[Opening Source passage section]
As an early birthday present to myself I bought a MacBook Air in September. It's functioning as advertised. I hope it lasts at least nine years.

Thursday, November 02, 2023

A Last Gift to the Kids

(WSJ drawing)
We are lucky that our mothers--both over 90--are still with us.

That fortunate circumstance also means that we haven't gone through the stress and emotion of having to sort through our parents' material things. It's still possible for us to go over their possessions with them; we've had halting, piecemeal conversations but it's unlikely we will make much progress.

While that day looms, we have our own houses to de-clutter. We need to do it not only for ourselves but to relieve that burden from our children. Some from the next generation are pleading for us to get rid of our stuff. [bold added]
By now, it is common knowledge that millennials like me don’t want the old furniture, china or trinkets that we could inherit when our relatives die, or are offered to us as our parents downsize. In general, we want to experience the world, but not have physical items signifying it. As I’ve watched my parents navigate their own parents’ deaths, and have observed the sheer number of physical items to sort through, I wondered: “How do we millennials know what to throw away and what to save?”

Home organizers, financial planners and consignment shops tell me it’s a conversation they have with clients every day. They say, though awkward, it is better to have open and honest conversations about estate planning when you can, rather than trying to navigate doing so in the anguish or time crunch after a family member dies.
Here's where technology can help in cutting the cord. We can and probably should take pictures of objects that are precious to us, attach notes or even audio-video files that explain why they are meaningful, and send them off to Goodwill or even the landfill.
[Closing Source passage section]
- The problem:
List the possessions that, according to the post, millennials don't want to inherit from their relatives. The entries that come after this post have no connection to it.
[Opening Data section section]
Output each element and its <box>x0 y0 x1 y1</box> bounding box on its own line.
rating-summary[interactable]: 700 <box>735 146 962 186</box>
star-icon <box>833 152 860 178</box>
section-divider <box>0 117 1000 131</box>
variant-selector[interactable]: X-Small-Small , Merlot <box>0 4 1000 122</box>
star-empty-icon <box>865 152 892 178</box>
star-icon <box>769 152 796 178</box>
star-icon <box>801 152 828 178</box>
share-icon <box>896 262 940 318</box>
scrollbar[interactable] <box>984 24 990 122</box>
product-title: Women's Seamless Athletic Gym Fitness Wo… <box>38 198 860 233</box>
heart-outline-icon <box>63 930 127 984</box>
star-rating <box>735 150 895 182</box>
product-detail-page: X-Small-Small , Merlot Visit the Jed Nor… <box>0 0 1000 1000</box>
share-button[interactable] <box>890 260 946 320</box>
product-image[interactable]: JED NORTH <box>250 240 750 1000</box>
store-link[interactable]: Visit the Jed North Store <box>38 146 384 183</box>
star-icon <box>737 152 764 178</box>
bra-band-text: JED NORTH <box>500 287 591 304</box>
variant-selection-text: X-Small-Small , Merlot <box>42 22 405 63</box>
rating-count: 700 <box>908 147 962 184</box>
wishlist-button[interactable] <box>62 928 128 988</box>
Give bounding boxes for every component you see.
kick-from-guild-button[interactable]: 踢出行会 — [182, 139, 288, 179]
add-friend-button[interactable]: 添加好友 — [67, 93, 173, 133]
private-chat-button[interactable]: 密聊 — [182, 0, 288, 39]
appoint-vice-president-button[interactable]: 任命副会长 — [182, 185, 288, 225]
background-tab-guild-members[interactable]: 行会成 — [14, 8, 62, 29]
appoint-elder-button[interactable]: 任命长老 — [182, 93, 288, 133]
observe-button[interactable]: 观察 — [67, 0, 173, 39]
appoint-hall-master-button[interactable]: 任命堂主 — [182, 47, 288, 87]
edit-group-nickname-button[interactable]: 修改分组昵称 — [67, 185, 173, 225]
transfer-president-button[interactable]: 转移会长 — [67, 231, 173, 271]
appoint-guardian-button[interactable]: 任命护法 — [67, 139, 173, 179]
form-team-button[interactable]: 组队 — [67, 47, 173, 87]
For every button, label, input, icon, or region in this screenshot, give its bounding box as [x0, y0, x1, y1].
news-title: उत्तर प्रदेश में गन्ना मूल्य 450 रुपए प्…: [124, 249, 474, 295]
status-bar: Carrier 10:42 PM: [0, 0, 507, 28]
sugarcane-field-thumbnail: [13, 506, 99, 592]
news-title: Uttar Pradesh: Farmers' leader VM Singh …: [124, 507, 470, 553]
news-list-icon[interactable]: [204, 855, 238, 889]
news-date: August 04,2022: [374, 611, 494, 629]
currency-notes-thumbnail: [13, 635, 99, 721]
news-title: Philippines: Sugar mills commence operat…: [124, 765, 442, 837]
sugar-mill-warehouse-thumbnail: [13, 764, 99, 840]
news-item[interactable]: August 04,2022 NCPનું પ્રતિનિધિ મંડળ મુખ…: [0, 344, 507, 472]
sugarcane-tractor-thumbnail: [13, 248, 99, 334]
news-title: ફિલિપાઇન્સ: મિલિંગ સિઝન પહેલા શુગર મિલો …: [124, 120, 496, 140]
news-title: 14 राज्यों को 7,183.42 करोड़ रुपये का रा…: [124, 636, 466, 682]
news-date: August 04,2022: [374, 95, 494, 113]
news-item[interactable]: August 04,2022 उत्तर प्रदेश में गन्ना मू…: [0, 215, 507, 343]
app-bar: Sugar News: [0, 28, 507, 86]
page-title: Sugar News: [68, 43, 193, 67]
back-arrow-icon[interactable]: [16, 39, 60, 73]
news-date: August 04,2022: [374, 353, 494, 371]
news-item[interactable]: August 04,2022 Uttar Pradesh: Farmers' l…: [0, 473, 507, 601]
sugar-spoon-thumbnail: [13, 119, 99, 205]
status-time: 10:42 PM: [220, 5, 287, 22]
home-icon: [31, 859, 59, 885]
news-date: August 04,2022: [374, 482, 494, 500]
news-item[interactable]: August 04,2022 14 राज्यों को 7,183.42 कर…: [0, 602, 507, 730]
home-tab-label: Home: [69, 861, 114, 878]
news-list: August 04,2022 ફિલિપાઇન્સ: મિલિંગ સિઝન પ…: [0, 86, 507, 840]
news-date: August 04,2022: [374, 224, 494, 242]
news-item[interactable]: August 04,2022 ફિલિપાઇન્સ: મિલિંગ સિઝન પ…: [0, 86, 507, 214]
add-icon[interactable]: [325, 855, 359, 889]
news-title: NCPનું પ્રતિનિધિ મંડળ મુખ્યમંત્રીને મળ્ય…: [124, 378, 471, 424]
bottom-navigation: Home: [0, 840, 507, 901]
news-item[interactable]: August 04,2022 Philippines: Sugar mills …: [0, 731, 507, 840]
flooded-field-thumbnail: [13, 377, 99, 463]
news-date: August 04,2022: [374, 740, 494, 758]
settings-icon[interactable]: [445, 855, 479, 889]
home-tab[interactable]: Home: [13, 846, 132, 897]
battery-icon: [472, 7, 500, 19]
[Closing Data section section]
- Answer space:
- old furniture
- china
- trinkets